— begin Source document —

American Indian legends and Aesop both gave animals human characteristics, including our failings, to teach moral precepts and the consequences of inappropriate behavior. While Aesop’s fables involving bats may have envisioned them as duplicitous and dishonest, other folklore has ascribed a lot worse to bats, as we have seen in this series of articles. The positive side is that by 600 BC., and probably before, humans were learning important things from bats. We still are.
[bio]
Gary F. McCracken is a professor in the Department of Zoology and the Graduate Programs in Ecology and Ethology at the University of Tennessee, Knoxville. He has studied bats for many years and is author of the entry on bats in The Encyclopedia of American Folklore and Superstition.

Above: In Aesop’s fable of a battle between birds and beasts, the bat was seen as duplicitous, unable to decide which side it was on. This folk theme reflects the common confusion over where bats belong in the scheme of nature.

— end Source document —
— begin Data shown —

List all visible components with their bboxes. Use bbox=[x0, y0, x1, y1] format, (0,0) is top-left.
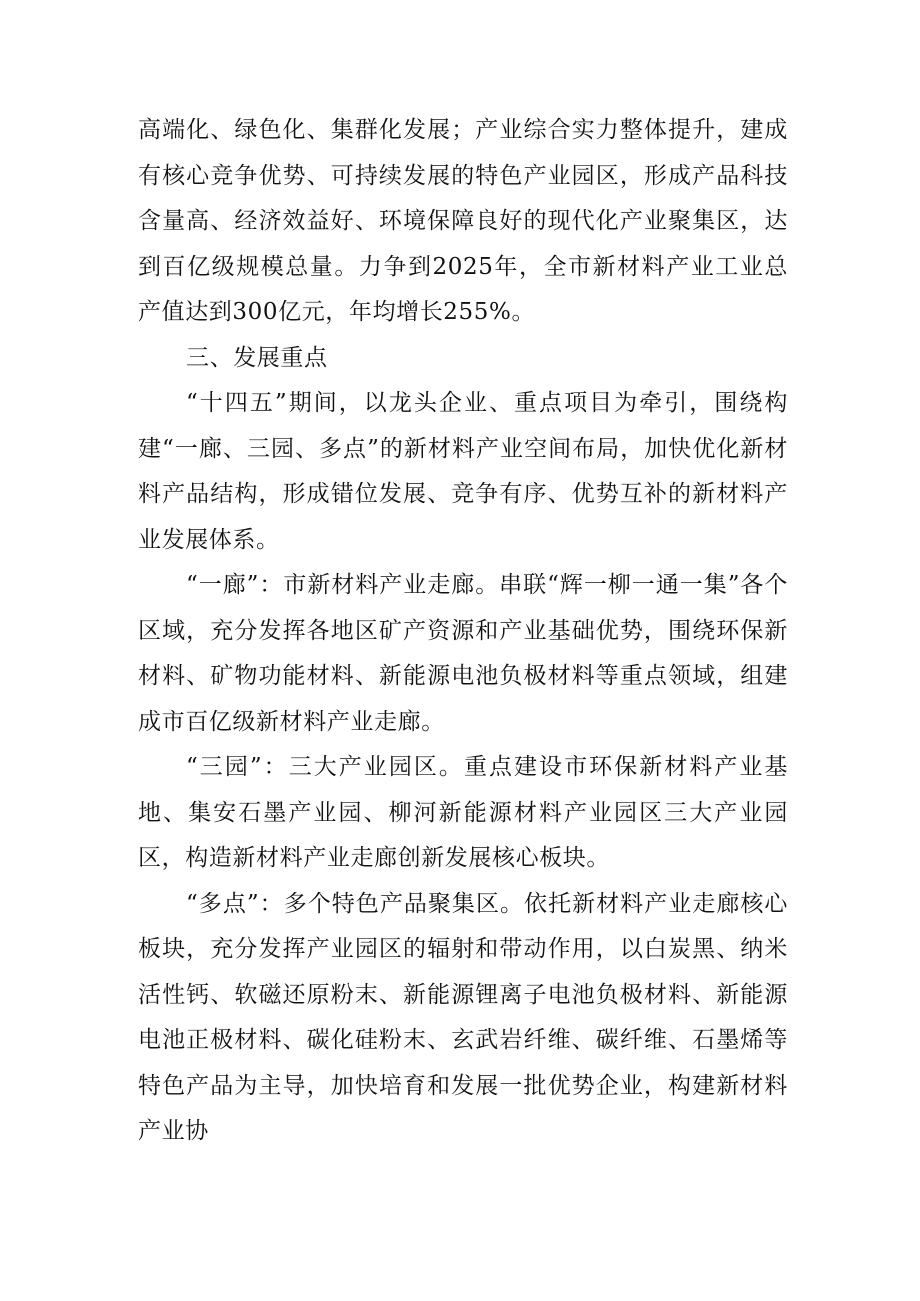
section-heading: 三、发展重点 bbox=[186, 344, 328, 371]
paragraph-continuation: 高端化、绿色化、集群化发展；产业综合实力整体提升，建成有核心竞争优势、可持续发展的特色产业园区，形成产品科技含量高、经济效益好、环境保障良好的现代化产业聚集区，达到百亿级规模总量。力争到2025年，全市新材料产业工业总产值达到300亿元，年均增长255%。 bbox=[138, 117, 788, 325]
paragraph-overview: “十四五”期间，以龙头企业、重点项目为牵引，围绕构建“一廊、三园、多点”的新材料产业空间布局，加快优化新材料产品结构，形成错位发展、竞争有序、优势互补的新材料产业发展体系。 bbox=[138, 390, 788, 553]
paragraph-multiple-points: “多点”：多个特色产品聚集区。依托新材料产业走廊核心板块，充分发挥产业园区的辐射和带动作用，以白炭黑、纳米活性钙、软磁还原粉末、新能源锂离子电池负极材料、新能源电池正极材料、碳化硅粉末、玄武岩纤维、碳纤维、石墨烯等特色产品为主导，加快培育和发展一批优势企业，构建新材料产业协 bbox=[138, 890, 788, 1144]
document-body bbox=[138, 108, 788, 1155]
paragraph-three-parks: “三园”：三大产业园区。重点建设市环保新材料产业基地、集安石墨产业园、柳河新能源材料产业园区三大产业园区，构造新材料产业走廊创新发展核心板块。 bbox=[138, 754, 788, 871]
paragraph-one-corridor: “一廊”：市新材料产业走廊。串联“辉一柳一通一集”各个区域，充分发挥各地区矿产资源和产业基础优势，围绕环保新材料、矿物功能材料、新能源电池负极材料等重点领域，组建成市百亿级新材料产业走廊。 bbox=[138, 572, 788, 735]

— end Data shown —

_Requirement_
According to the passage on bats in folklore, how was the bat seen in Aesop's fable of a battle between birds and beasts? None of the data is needed here.

_Task output_
It was seen as duplicitous and unable to decide which side it was on.